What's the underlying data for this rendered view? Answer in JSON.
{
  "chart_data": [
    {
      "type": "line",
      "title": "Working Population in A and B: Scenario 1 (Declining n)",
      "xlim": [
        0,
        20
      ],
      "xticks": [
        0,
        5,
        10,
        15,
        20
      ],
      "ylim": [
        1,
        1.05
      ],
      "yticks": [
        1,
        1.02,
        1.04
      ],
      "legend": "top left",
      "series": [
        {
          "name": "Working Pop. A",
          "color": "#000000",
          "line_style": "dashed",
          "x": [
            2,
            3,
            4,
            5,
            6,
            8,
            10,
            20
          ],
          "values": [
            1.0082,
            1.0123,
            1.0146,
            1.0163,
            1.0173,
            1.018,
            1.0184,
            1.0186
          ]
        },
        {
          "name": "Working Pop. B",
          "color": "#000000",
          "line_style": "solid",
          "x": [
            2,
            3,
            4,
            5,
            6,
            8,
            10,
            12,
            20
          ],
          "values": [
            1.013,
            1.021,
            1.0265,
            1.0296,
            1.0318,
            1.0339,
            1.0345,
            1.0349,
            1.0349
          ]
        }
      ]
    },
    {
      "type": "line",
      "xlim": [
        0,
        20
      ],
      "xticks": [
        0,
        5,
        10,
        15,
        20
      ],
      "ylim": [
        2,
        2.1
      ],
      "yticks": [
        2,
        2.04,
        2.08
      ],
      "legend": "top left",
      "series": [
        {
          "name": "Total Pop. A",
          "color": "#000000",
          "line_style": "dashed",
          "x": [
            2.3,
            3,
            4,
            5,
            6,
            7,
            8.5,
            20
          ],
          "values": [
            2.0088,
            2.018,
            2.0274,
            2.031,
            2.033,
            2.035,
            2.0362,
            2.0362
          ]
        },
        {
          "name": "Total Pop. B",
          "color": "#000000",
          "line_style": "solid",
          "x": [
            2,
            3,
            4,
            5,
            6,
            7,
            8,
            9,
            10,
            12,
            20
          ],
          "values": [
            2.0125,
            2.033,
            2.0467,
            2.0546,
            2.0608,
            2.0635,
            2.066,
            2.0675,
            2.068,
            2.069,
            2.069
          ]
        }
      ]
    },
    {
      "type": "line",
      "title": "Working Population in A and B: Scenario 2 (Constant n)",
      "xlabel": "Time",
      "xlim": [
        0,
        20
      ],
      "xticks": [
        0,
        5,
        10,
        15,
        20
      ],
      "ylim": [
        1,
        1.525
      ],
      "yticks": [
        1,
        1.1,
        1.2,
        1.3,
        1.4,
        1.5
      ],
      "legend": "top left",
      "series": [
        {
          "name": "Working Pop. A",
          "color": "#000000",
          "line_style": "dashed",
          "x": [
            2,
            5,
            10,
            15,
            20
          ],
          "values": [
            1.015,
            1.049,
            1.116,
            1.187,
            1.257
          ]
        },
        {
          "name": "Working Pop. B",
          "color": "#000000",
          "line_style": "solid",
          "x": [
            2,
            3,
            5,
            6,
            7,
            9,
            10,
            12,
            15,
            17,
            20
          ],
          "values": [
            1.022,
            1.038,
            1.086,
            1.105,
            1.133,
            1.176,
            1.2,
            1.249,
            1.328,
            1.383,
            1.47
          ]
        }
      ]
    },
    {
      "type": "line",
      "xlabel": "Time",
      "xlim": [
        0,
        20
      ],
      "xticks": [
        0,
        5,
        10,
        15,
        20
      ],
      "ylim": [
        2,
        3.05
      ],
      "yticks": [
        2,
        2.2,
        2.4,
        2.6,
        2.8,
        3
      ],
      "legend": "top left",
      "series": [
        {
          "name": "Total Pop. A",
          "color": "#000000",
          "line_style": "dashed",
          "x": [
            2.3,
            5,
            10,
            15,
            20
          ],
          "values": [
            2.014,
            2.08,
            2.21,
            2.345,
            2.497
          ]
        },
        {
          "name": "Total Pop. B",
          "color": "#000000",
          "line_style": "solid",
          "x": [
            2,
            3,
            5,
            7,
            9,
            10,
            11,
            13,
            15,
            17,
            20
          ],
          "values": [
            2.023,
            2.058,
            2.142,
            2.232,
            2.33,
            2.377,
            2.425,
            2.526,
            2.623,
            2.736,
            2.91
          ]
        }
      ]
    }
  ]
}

..............................

REQUIREMENT: Without leaving anything out, quote all the data.

REPLY:
What's the underlying data for this rendered view? Answer in JSON.
{
  "chart_data": [
    {
      "type": "line",
      "title": "Working Population in A and B: Scenario 1 (Declining n)",
      "xlim": [
        0,
        20
      ],
      "xticks": [
        0,
        5,
        10,
        15,
        20
      ],
      "ylim": [
        1,
        1.05
      ],
      "yticks": [
        1,
        1.02,
        1.04
      ],
      "legend": "top left",
      "series": [
        {
          "name": "Working Pop. A",
          "color": "#000000",
          "line_style": "dashed",
          "x": [
            2,
            3,
            4,
            5,
            6,
            8,
            10,
            20
          ],
          "values": [
            1.0082,
            1.0123,
            1.0146,
            1.0163,
            1.0173,
            1.018,
            1.0184,
            1.0186
          ]
        },
        {
          "name": "Working Pop. B",
          "color": "#000000",
          "line_style": "solid",
          "x": [
            2,
            3,
            4,
            5,
            6,
            8,
            10,
            12,
            20
          ],
          "values": [
            1.013,
            1.021,
            1.0265,
            1.0296,
            1.0318,
            1.0339,
            1.0345,
            1.0349,
            1.0349
          ]
        }
      ]
    },
    {
      "type": "line",
      "xlim": [
        0,
        20
      ],
      "xticks": [
        0,
        5,
        10,
        15,
        20
      ],
      "ylim": [
        2,
        2.1
      ],
      "yticks": [
        2,
        2.04,
        2.08
      ],
      "legend": "top left",
      "series": [
        {
          "name": "Total Pop. A",
          "color": "#000000",
          "line_style": "dashed",
          "x": [
            2.3,
            3,
            4,
            5,
            6,
            7,
            8.5,
            20
          ],
          "values": [
            2.0088,
            2.018,
            2.0274,
            2.031,
            2.033,
            2.035,
            2.0362,
            2.0362
          ]
        },
        {
          "name": "Total Pop. B",
          "color": "#000000",
          "line_style": "solid",
          "x": [
            2,
            3,
            4,
            5,
            6,
            7,
            8,
            9,
            10,
            12,
            20
          ],
          "values": [
            2.0125,
            2.033,
            2.0467,
            2.0546,
            2.0608,
            2.0635,
            2.066,
            2.0675,
            2.068,
            2.069,
            2.069
          ]
        }
      ]
    },
    {
      "type": "line",
      "title": "Working Population in A and B: Scenario 2 (Constant n)",
      "xlabel": "Time",
      "xlim": [
        0,
        20
      ],
      "xticks": [
        0,
        5,
        10,
        15,
        20
      ],
      "ylim": [
        1,
        1.525
      ],
      "yticks": [
        1,
        1.1,
        1.2,
        1.3,
        1.4,
        1.5
      ],
      "legend": "top left",
      "series": [
        {
          "name": "Working Pop. A",
          "color": "#000000",
          "line_style": "dashed",
          "x": [
            2,
            5,
            10,
            15,
            20
          ],
          "values": [
            1.015,
            1.049,
            1.116,
            1.187,
            1.257
          ]
        },
        {
          "name": "Working Pop. B",
          "color": "#000000",
          "line_style": "solid",
          "x": [
            2,
            3,
            5,
            6,
            7,
            9,
            10,
            12,
            15,
            17,
            20
          ],
          "values": [
            1.022,
            1.038,
            1.086,
            1.105,
            1.133,
            1.176,
            1.2,
            1.249,
            1.328,
            1.383,
            1.47
          ]
        }
      ]
    },
    {
      "type": "line",
      "xlabel": "Time",
      "xlim": [
        0,
        20
      ],
      "xticks": [
        0,
        5,
        10,
        15,
        20
      ],
      "ylim": [
        2,
        3.05
      ],
      "yticks": [
        2,
        2.2,
        2.4,
        2.6,
        2.8,
        3
      ],
      "legend": "top left",
      "series": [
        {
          "name": "Total Pop. A",
          "color": "#000000",
          "line_style": "dashed",
          "x": [
            2.3,
            5,
            10,
            15,
            20
          ],
          "values": [
            2.014,
            2.08,
            2.21,
            2.345,
            2.497
          ]
        },
        {
          "name": "Total Pop. B",
          "color": "#000000",
          "line_style": "solid",
          "x": [
            2,
            3,
            5,
            7,
            9,
            10,
            11,
            13,
            15,
            17,
            20
          ],
          "values": [
            2.023,
            2.058,
            2.142,
            2.232,
            2.33,
            2.377,
            2.425,
            2.526,
            2.623,
            2.736,
            2.91
          ]
        }
      ]
    }
  ]
}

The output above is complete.